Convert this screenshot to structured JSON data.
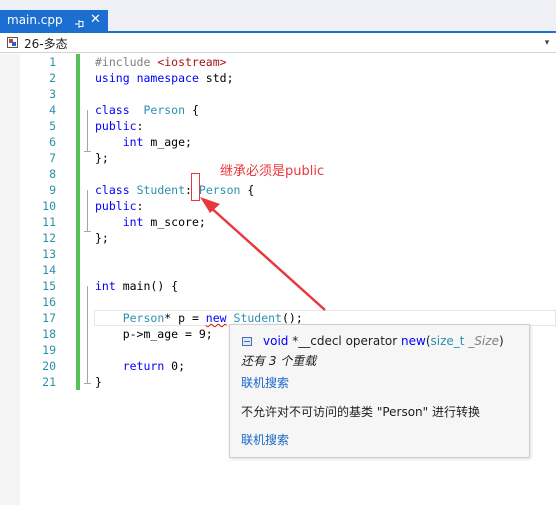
{
  "tab": {
    "title": "main.cpp",
    "pin_icon": "pin-icon",
    "close_label": "✕",
    "color": "#1c6fd0"
  },
  "navbar": {
    "value": "26-多态",
    "dropdown_glyph": "▾"
  },
  "editor": {
    "lines": [
      {
        "n": "1",
        "html": "<span class=\"pp\">#include </span><span class=\"str\">&lt;iostream&gt;</span>"
      },
      {
        "n": "2",
        "html": "<span class=\"kw\">using</span> <span class=\"kw\">namespace</span> std;"
      },
      {
        "n": "3",
        "html": ""
      },
      {
        "n": "4",
        "html": "<span class=\"kw\">class</span>  <span class=\"ty\">Person</span> {"
      },
      {
        "n": "5",
        "html": "<span class=\"kw\">public</span>:"
      },
      {
        "n": "6",
        "html": "    <span class=\"kw\">int</span> m_age;"
      },
      {
        "n": "7",
        "html": "};"
      },
      {
        "n": "8",
        "html": ""
      },
      {
        "n": "9",
        "html": "<span class=\"kw\">class</span> <span class=\"ty\">Student</span>: <span class=\"ty\">Person</span> {"
      },
      {
        "n": "10",
        "html": "<span class=\"kw\">public</span>:"
      },
      {
        "n": "11",
        "html": "    <span class=\"kw\">int</span> m_score;"
      },
      {
        "n": "12",
        "html": "};"
      },
      {
        "n": "13",
        "html": ""
      },
      {
        "n": "14",
        "html": ""
      },
      {
        "n": "15",
        "html": "<span class=\"kw\">int</span> main() {"
      },
      {
        "n": "16",
        "html": ""
      },
      {
        "n": "17",
        "html": "    <span class=\"ty\">Person</span>* p = <span class=\"kw squig\">new</span> <span class=\"ty\">Student</span>();"
      },
      {
        "n": "18",
        "html": "    p-&gt;m_age = 9;"
      },
      {
        "n": "19",
        "html": ""
      },
      {
        "n": "20",
        "html": "    <span class=\"kw\">return</span> 0;"
      },
      {
        "n": "21",
        "html": "}"
      }
    ]
  },
  "annotation": {
    "text": "继承必须是public",
    "color": "#e8383d"
  },
  "tooltip": {
    "icon": "method-icon",
    "sig_kw": "void",
    "sig_name": "*__cdecl operator",
    "sig_new": "new",
    "sig_paren_open": "(",
    "sig_type": "size_t",
    "sig_param": " _Size",
    "sig_paren_close": ")",
    "overloads": "还有 3 个重载",
    "link1": "联机搜索",
    "error": "不允许对不可访问的基类 \"Person\" 进行转换",
    "link2": "联机搜索"
  }
}
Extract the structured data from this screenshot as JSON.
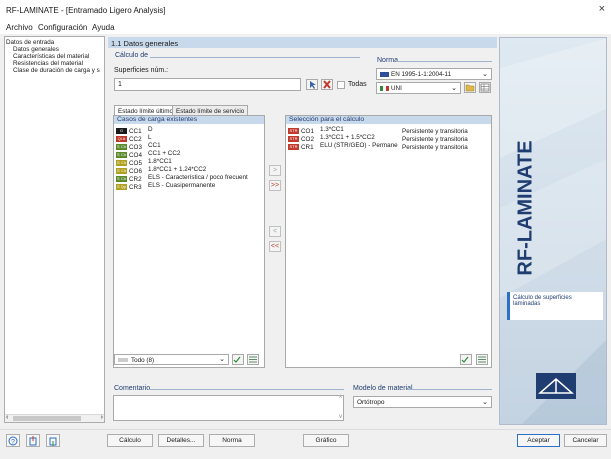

◆ ◆ ◆

Direction » From the entries above, extract each line containing "structured".

Solved problem »
Convert this screenshot to structured JSON data.
Extract the structured data from this screenshot as JSON.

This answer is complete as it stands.